══ Data rows
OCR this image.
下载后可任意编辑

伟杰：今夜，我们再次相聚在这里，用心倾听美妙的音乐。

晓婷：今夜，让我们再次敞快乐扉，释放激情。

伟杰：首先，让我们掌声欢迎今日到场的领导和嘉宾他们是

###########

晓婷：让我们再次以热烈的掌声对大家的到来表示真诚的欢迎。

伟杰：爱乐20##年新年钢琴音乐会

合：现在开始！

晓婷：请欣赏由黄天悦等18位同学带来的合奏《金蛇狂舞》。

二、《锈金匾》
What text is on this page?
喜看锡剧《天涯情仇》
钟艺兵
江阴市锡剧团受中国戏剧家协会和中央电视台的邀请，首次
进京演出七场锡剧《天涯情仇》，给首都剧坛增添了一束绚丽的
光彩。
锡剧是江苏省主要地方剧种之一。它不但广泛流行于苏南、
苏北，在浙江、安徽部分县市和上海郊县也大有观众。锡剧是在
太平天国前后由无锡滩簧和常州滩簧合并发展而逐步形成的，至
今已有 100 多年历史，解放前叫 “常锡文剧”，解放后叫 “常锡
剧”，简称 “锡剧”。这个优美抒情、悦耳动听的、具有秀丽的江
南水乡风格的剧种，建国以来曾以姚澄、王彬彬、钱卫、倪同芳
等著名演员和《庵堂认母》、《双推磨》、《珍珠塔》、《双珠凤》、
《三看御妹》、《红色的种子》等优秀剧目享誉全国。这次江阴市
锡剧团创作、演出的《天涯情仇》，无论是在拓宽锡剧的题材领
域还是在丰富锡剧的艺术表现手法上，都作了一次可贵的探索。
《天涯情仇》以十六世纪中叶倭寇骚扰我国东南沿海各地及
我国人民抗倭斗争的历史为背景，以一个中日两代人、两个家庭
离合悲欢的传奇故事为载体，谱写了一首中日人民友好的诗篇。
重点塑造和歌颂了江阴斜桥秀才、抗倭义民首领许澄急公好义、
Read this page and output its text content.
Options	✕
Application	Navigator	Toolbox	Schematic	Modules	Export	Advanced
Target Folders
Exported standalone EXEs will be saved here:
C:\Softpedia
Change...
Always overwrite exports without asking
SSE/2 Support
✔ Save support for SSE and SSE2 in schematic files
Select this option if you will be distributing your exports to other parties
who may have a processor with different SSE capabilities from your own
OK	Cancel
════
Read the entries above, then pull out the lines that include "exports".

__Response to the task__:
Always overwrite exports without asking
Select this option if you will be distributing your exports to other parties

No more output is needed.